--- RECORDED DATA ---

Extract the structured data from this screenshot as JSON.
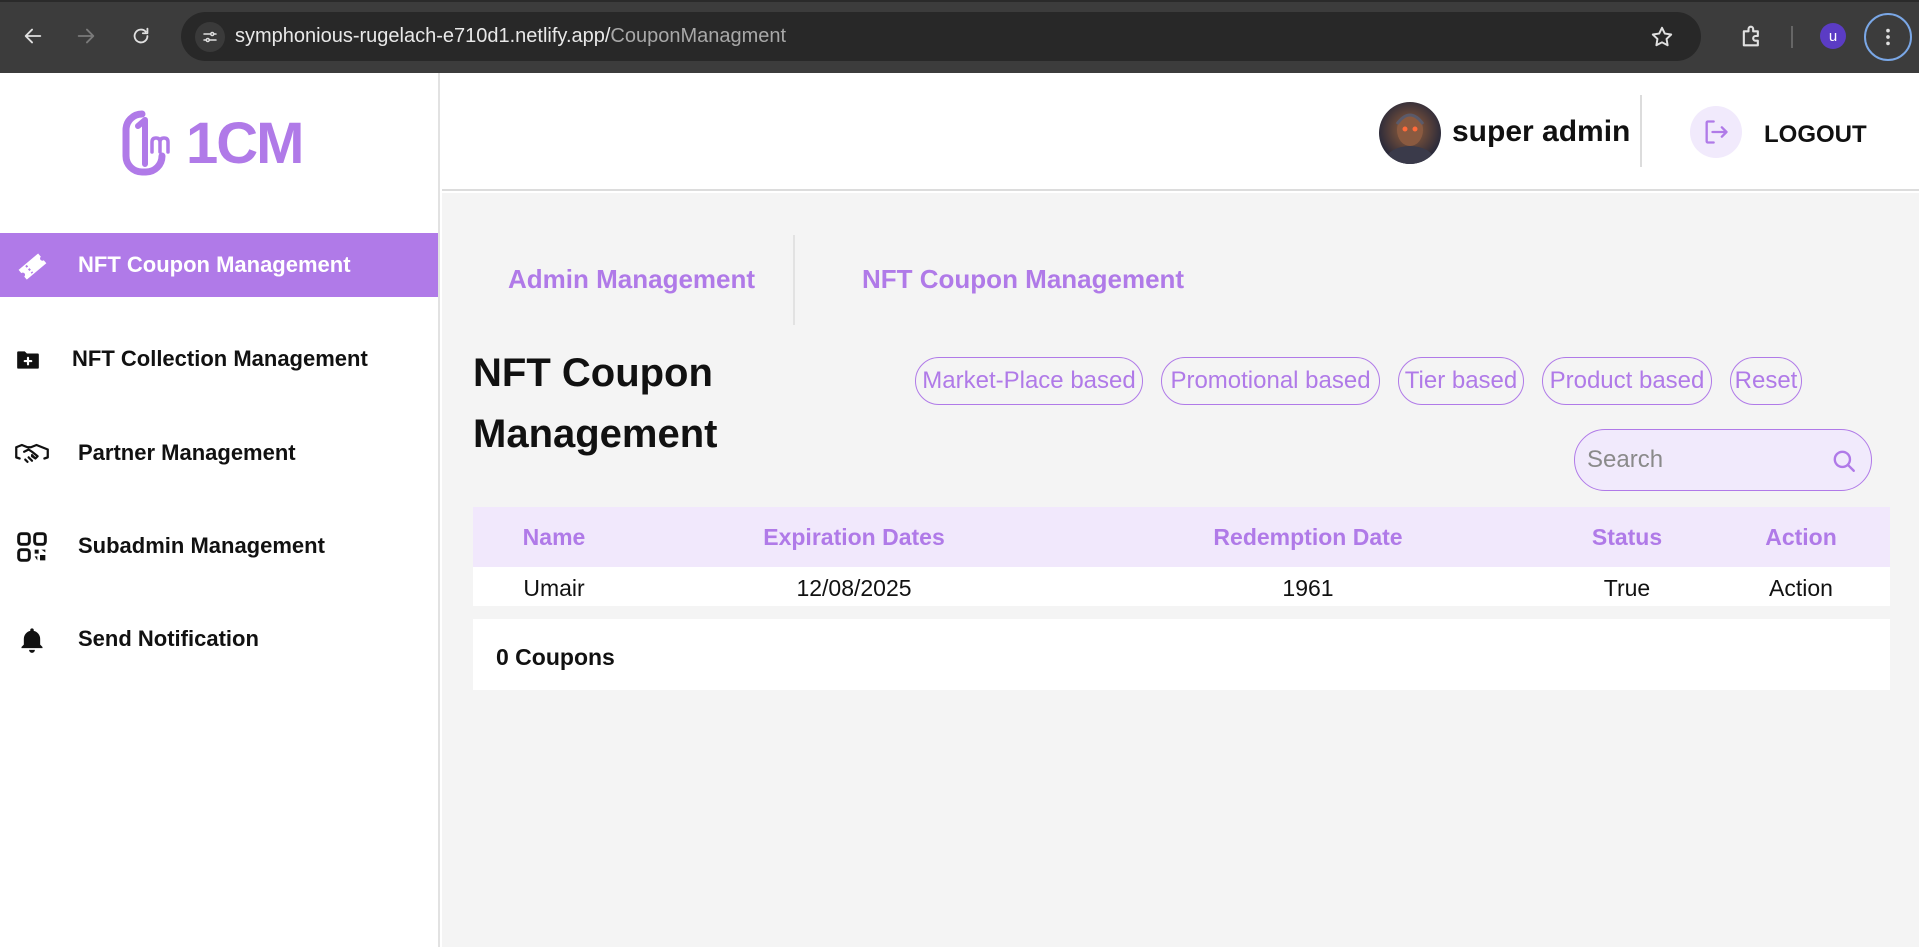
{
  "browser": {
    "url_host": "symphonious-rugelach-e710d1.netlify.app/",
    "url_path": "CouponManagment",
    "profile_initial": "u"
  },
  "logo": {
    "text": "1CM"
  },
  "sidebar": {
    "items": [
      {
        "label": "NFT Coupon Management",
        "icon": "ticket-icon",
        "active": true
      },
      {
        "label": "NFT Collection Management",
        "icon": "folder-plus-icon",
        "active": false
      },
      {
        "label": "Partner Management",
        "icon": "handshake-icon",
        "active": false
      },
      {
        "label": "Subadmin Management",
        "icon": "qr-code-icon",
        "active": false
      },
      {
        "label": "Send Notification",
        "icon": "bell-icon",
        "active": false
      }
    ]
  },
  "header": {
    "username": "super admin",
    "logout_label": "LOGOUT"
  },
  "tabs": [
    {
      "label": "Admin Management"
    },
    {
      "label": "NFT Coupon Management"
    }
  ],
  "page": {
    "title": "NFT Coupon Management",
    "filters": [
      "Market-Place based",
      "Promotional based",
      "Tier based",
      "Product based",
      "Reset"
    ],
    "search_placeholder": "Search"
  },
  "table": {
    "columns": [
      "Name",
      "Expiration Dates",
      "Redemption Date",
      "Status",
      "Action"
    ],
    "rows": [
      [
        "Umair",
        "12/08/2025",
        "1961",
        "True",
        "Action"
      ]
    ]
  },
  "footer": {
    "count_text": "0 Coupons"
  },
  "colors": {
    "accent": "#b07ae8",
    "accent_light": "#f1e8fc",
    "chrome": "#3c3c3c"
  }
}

--- INSTRUCTION ---
Collect the lines of the data that carry the word "based".

--- OUTPUT BELOW ---
      "Market-Place based",
      "Promotional based",
      "Tier based",
      "Product based",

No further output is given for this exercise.